**GIVEN REQUEST**
Return every entry exactly as written.

**RECORDS TO PROCESS**

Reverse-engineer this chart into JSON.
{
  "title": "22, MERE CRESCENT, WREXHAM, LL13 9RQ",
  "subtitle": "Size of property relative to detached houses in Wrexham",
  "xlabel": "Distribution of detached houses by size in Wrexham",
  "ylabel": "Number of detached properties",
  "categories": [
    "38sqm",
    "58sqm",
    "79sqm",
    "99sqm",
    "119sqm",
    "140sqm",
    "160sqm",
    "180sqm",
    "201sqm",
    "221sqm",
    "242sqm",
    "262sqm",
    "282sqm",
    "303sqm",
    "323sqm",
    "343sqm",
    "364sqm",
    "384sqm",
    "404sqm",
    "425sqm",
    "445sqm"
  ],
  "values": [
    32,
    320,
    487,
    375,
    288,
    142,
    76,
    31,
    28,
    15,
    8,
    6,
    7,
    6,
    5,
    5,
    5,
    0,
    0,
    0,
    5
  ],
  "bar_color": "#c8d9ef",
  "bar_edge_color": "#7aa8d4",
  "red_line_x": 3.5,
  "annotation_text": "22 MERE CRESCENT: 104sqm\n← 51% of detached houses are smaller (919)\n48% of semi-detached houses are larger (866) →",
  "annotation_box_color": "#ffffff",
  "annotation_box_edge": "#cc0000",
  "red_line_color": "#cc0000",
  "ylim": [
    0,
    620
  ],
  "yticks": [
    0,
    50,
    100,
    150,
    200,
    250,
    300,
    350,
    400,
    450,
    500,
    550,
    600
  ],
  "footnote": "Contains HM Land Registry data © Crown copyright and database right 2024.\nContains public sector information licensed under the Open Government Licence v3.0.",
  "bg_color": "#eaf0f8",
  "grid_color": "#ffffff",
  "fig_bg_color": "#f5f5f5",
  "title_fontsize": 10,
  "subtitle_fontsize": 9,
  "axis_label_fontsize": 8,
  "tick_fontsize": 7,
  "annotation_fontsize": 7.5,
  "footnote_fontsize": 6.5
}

**RESULT OF THE TASK**
Reverse-engineer this chart into JSON.
{
  "title": "22, MERE CRESCENT, WREXHAM, LL13 9RQ",
  "subtitle": "Size of property relative to detached houses in Wrexham",
  "xlabel": "Distribution of detached houses by size in Wrexham",
  "ylabel": "Number of detached properties",
  "categories": [
    "38sqm",
    "58sqm",
    "79sqm",
    "99sqm",
    "119sqm",
    "140sqm",
    "160sqm",
    "180sqm",
    "201sqm",
    "221sqm",
    "242sqm",
    "262sqm",
    "282sqm",
    "303sqm",
    "323sqm",
    "343sqm",
    "364sqm",
    "384sqm",
    "404sqm",
    "425sqm",
    "445sqm"
  ],
  "values": [
    32,
    320,
    487,
    375,
    288,
    142,
    76,
    31,
    28,
    15,
    8,
    6,
    7,
    6,
    5,
    5,
    5,
    0,
    0,
    0,
    5
  ],
  "bar_color": "#c8d9ef",
  "bar_edge_color": "#7aa8d4",
  "red_line_x": 3.5,
  "annotation_text": "22 MERE CRESCENT: 104sqm\n← 51% of detached houses are smaller (919)\n48% of semi-detached houses are larger (866) →",
  "annotation_box_color": "#ffffff",
  "annotation_box_edge": "#cc0000",
  "red_line_color": "#cc0000",
  "ylim": [
    0,
    620
  ],
  "yticks": [
    0,
    50,
    100,
    150,
    200,
    250,
    300,
    350,
    400,
    450,
    500,
    550,
    600
  ],
  "footnote": "Contains HM Land Registry data © Crown copyright and database right 2024.\nContains public sector information licensed under the Open Government Licence v3.0.",
  "bg_color": "#eaf0f8",
  "grid_color": "#ffffff",
  "fig_bg_color": "#f5f5f5",
  "title_fontsize": 10,
  "subtitle_fontsize": 9,
  "axis_label_fontsize": 8,
  "tick_fontsize": 7,
  "annotation_fontsize": 7.5,
  "footnote_fontsize": 6.5
}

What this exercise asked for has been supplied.